WHAT THE TASK ASKS: From the entries below, count every line that contains the word "text". Please give the number and nothing else.

[Collected data]
-- Begin --

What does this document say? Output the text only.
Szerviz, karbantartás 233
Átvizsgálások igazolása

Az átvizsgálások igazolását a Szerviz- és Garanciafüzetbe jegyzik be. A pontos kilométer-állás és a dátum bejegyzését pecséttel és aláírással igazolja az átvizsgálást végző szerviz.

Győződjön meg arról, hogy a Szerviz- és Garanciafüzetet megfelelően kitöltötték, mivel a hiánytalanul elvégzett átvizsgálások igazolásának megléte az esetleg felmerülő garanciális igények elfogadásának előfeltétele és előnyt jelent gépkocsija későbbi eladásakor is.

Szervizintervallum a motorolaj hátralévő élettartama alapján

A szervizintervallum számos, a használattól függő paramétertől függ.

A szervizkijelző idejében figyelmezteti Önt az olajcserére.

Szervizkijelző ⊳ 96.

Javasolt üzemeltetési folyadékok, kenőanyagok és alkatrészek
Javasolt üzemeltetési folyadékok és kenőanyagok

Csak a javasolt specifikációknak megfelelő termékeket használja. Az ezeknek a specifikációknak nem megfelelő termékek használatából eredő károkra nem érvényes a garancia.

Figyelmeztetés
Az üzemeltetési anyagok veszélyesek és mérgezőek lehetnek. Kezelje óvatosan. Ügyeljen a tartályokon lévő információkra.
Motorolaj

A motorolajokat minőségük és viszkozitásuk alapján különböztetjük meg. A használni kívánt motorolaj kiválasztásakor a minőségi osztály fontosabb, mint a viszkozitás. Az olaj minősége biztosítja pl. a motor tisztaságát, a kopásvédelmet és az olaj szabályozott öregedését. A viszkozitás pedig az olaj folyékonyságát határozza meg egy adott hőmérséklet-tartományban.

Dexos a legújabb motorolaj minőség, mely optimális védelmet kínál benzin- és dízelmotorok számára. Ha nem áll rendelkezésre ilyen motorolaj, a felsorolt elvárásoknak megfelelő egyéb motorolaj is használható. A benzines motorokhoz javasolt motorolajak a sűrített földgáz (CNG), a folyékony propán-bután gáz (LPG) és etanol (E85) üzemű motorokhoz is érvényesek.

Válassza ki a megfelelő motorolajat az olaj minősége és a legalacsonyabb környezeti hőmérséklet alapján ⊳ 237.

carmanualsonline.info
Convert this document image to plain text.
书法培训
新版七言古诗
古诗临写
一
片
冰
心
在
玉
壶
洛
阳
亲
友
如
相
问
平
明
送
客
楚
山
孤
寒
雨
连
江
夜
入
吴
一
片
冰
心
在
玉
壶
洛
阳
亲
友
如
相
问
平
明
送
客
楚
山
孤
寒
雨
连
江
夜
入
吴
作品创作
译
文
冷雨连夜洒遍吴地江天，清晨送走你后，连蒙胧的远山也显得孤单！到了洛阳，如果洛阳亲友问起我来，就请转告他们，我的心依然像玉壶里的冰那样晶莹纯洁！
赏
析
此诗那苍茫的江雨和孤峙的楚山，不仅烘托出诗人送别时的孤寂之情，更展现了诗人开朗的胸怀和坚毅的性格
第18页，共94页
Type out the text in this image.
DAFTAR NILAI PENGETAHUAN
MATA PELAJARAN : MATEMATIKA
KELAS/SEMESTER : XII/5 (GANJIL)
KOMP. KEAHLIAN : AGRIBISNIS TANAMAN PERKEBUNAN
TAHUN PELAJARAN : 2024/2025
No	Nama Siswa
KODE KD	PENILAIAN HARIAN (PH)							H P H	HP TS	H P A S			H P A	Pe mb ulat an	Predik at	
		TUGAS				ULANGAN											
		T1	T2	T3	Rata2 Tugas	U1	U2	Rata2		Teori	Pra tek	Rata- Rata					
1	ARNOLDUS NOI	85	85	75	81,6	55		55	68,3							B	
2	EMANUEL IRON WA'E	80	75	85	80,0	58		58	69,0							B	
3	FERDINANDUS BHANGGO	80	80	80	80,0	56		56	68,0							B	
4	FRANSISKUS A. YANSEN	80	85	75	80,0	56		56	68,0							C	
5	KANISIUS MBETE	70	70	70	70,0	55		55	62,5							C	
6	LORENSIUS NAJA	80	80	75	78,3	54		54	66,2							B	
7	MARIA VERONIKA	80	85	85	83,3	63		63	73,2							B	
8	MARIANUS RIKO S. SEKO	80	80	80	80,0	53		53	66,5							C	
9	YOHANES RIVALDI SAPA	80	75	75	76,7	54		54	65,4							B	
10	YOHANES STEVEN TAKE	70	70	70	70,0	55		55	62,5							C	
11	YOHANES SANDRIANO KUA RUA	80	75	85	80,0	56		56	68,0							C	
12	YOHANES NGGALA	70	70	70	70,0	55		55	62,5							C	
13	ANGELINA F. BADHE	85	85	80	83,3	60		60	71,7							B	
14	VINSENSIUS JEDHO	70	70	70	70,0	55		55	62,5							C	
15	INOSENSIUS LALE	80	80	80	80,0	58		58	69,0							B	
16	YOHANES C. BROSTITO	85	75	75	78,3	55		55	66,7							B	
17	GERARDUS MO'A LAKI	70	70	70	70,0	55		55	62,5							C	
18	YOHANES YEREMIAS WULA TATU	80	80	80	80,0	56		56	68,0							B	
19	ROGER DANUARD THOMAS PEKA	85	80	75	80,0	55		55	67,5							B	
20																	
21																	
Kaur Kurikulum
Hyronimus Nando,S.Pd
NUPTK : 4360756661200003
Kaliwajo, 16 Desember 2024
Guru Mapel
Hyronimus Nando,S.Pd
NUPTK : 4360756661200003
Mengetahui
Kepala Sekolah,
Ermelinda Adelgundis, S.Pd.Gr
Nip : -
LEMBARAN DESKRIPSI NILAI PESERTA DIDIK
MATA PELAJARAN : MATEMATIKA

-- End --

RESULT OF THE EXERCISE: 3